Deine Aufgaben:
1. Worauf bezieht sich laut dem Text über Regeln für Videokonferenzen die für alle Teilnehmer verbindliche Agenda?
2. Führe den Text über Regeln für Videokonferenzen nach seinem letzten Satz weiter.

Vorliegender Auszug:
:::::
Gute Videokonferenzen brauchen Regeln!

Newsletter Oktober

trainingsvorbereitung.jpgDie flächendeckende Verbreitung von Breitbandnetzen macht die Zusammenarbeit via Web weltweit zum Kinderspiel – zumindest technisch. Wir können uns austauschen, ohne am selben Ort an einem Meeting teilnehmen zu müssen. In der Business-Kommunikation sind Videokonferenzsysteme noch immer stark im Kommen. Die Vorteile liegen auf der Hand, sie reduzieren Reise- und Hotelkosten. Doch die Onlinekommunikation fördert, so klagen vielfach Teilnehmer, Missverständnisse. Es bedarf deshalb einiger Regeln, damit Videokonferenzen erfolgreich verlaufen und messbare Ergebnisse hervorbringen. Zu den wichtigsten Voraussetzungen zählt eine Agenda, die für alle Teilnehmer verbindlich ist. Sie betrifft die Inhalte, die Ziele, den Zeitrahmen und die Teilnehmer. Die Agenda wird bereits vor dem Meeting festgelegt.
:::::
Datensätze in einem Datenbestand:
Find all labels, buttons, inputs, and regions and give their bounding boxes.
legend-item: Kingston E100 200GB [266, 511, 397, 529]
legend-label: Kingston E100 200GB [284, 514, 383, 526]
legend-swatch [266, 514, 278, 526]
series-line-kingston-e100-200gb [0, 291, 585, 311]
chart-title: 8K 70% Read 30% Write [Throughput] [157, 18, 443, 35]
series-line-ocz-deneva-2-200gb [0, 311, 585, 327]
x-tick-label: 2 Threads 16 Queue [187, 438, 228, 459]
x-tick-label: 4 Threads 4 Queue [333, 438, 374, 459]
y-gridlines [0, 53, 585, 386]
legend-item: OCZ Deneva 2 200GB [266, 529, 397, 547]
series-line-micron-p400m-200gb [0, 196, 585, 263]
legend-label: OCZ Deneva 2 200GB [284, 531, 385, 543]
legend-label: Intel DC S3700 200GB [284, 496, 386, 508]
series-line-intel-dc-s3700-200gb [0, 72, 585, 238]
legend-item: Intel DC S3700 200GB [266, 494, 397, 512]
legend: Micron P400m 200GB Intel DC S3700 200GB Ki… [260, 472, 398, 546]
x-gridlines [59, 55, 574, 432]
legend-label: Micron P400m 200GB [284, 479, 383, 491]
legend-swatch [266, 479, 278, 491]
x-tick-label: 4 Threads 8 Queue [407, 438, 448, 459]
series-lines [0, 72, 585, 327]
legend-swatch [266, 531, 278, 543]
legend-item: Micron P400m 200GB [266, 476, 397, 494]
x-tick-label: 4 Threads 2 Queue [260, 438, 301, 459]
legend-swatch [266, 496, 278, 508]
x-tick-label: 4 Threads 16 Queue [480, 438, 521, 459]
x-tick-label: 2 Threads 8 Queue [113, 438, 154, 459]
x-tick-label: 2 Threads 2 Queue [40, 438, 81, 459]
:::::
Lösungen der Aufgaben:
1. Auf die Inhalte, die Ziele, den Zeitrahmen und die Teilnehmer.

2.
Bereits vor ihrer ersten Videokonferenz sollten sich die Teilnehmer mit den Funktionen des eingesetzten Konferenzsystems vertraut gemacht haben. Auch sollte schon vor dem Start ein Moderator festgelegt werden. Er erteilt das Rederecht – denn nicht der Lauteste sollte sich durchsetzen. Besonders bei Videokonferenzen gilt der Grundsatz: nur eine Person darf sprechen. Speziell transkontinentale Videokonferenzen kennen die Verzögerung der Übertragung. Das führt zu zeitversetzten Gesprächsverläufen – jemand muss dann festlegen, wer als nächstes an der Reihe ist. Bereits am Start eines virtuellen Meetings muss der Moderator erläutern, wie die Kommunikation während der Konferenz ablaufen soll, so dass die Teilnehmer die Regeln kennen. Dazu gehört die Regel, ob Wortmeldungen bereits während einzelner Kurzbeiträge möglich sind, oder erst im Anschluss gewünscht sind.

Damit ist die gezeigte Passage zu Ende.